▶ Exercise prompt: Gather the lines that hold the string "consultation".

+ + + + +

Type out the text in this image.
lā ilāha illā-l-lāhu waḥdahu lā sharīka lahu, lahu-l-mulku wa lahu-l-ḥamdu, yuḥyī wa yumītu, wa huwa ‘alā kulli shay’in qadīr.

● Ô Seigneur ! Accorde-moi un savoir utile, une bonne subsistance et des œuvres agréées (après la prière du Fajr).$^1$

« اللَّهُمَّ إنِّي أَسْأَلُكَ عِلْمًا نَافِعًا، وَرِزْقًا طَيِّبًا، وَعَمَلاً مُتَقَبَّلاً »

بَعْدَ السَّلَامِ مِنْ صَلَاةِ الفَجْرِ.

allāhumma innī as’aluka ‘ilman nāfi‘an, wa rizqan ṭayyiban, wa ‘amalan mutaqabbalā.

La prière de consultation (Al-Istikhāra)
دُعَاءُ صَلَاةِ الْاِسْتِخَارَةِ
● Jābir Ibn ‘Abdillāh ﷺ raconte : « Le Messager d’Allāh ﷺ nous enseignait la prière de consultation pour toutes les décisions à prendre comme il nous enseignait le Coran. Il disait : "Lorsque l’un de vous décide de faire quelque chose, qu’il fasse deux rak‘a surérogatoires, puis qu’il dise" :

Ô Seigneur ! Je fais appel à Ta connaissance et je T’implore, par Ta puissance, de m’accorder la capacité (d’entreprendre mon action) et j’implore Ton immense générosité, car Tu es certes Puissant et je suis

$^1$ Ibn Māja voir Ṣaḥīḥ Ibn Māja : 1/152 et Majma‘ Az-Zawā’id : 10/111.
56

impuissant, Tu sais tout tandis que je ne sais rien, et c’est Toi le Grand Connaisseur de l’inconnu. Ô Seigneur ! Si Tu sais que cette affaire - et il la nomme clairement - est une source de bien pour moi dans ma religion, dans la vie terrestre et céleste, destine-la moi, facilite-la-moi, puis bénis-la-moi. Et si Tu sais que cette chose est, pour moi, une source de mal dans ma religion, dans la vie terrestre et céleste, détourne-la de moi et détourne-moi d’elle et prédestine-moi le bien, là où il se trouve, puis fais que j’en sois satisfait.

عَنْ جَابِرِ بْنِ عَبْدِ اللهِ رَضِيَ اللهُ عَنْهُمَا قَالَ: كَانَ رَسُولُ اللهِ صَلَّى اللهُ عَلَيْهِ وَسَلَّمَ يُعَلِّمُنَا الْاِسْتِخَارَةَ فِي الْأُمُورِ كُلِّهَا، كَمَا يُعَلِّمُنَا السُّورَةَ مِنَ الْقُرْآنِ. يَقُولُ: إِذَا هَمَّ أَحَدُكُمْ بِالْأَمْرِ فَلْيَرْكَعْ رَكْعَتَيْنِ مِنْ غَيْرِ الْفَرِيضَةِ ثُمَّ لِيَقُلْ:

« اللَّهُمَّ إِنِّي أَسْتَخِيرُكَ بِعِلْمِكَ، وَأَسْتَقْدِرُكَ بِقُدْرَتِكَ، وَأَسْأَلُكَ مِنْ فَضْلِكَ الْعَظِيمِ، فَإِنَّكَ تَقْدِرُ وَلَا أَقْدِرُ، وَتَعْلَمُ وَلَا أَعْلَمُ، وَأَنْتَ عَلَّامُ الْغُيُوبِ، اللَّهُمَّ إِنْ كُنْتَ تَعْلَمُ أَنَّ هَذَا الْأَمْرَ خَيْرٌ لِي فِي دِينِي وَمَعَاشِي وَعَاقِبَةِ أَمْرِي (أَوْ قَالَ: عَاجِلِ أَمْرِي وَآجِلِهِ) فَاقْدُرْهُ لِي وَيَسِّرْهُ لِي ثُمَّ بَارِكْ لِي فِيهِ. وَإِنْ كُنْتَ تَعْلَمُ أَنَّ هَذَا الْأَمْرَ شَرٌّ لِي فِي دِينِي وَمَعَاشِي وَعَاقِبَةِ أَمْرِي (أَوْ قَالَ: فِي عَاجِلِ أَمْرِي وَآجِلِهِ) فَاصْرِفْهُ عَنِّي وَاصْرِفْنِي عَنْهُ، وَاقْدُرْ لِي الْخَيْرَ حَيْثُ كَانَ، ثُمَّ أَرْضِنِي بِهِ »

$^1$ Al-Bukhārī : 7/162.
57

+ + + + +

▶ Solution:
La prière de consultation (Al-Istikhāra)
● Jābir Ibn ‘Abdillāh ﷺ raconte : « Le Messager d’Allāh ﷺ nous enseignait la prière de consultation pour toutes les décisions à prendre comme il nous enseignait le Coran. Il disait : "Lorsque l’un de vous décide de faire quelque chose, qu’il fasse deux rak‘a surérogatoires, puis qu’il dise" :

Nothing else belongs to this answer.